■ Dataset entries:
------------------------------------------------

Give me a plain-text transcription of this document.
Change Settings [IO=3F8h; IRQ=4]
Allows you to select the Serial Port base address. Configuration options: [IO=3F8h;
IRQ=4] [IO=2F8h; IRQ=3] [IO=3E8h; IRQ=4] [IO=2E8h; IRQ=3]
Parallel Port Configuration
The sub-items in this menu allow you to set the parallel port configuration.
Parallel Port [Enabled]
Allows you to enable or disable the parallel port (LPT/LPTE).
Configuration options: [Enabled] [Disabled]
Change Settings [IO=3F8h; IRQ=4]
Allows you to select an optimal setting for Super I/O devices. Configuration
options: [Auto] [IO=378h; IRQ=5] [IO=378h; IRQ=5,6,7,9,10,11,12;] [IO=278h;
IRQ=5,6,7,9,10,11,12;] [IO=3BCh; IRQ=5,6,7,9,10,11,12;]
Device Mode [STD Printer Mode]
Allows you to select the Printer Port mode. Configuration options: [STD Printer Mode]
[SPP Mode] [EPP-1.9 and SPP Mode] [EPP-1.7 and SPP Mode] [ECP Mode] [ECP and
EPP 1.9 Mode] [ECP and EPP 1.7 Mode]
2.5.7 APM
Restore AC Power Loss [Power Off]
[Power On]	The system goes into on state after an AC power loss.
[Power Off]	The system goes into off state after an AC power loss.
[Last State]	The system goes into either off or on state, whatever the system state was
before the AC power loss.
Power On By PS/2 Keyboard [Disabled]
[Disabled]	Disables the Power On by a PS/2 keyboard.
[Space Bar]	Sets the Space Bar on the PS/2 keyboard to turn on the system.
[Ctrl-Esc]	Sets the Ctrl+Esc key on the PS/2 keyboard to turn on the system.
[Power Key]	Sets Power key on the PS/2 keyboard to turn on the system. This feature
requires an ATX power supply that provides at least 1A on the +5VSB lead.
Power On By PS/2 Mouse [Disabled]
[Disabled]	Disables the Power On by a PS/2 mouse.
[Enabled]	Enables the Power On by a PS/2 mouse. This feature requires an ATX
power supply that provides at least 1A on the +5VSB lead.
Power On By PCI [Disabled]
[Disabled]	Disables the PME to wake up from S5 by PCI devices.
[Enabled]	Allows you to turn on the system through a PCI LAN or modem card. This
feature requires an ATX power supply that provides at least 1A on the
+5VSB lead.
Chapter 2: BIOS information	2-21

------------------------------------------------

■ DIRECTIONS FOR THIS TASK: Using the data above, reproduce every line exactly.

■ RESULT BELOW:
Give me a plain-text transcription of this document.
Change Settings [IO=3F8h; IRQ=4]
Allows you to select the Serial Port base address. Configuration options: [IO=3F8h;
IRQ=4] [IO=2F8h; IRQ=3] [IO=3E8h; IRQ=4] [IO=2E8h; IRQ=3]
Parallel Port Configuration
The sub-items in this menu allow you to set the parallel port configuration.
Parallel Port [Enabled]
Allows you to enable or disable the parallel port (LPT/LPTE).
Configuration options: [Enabled] [Disabled]
Change Settings [IO=3F8h; IRQ=4]
Allows you to select an optimal setting for Super I/O devices. Configuration
options: [Auto] [IO=378h; IRQ=5] [IO=378h; IRQ=5,6,7,9,10,11,12;] [IO=278h;
IRQ=5,6,7,9,10,11,12;] [IO=3BCh; IRQ=5,6,7,9,10,11,12;]
Device Mode [STD Printer Mode]
Allows you to select the Printer Port mode. Configuration options: [STD Printer Mode]
[SPP Mode] [EPP-1.9 and SPP Mode] [EPP-1.7 and SPP Mode] [ECP Mode] [ECP and
EPP 1.9 Mode] [ECP and EPP 1.7 Mode]
2.5.7 APM
Restore AC Power Loss [Power Off]
[Power On]	The system goes into on state after an AC power loss.
[Power Off]	The system goes into off state after an AC power loss.
[Last State]	The system goes into either off or on state, whatever the system state was
before the AC power loss.
Power On By PS/2 Keyboard [Disabled]
[Disabled]	Disables the Power On by a PS/2 keyboard.
[Space Bar]	Sets the Space Bar on the PS/2 keyboard to turn on the system.
[Ctrl-Esc]	Sets the Ctrl+Esc key on the PS/2 keyboard to turn on the system.
[Power Key]	Sets Power key on the PS/2 keyboard to turn on the system. This feature
requires an ATX power supply that provides at least 1A on the +5VSB lead.
Power On By PS/2 Mouse [Disabled]
[Disabled]	Disables the Power On by a PS/2 mouse.
[Enabled]	Enables the Power On by a PS/2 mouse. This feature requires an ATX
power supply that provides at least 1A on the +5VSB lead.
Power On By PCI [Disabled]
[Disabled]	Disables the PME to wake up from S5 by PCI devices.
[Enabled]	Allows you to turn on the system through a PCI LAN or modem card. This
feature requires an ATX power supply that provides at least 1A on the
+5VSB lead.
Chapter 2: BIOS information	2-21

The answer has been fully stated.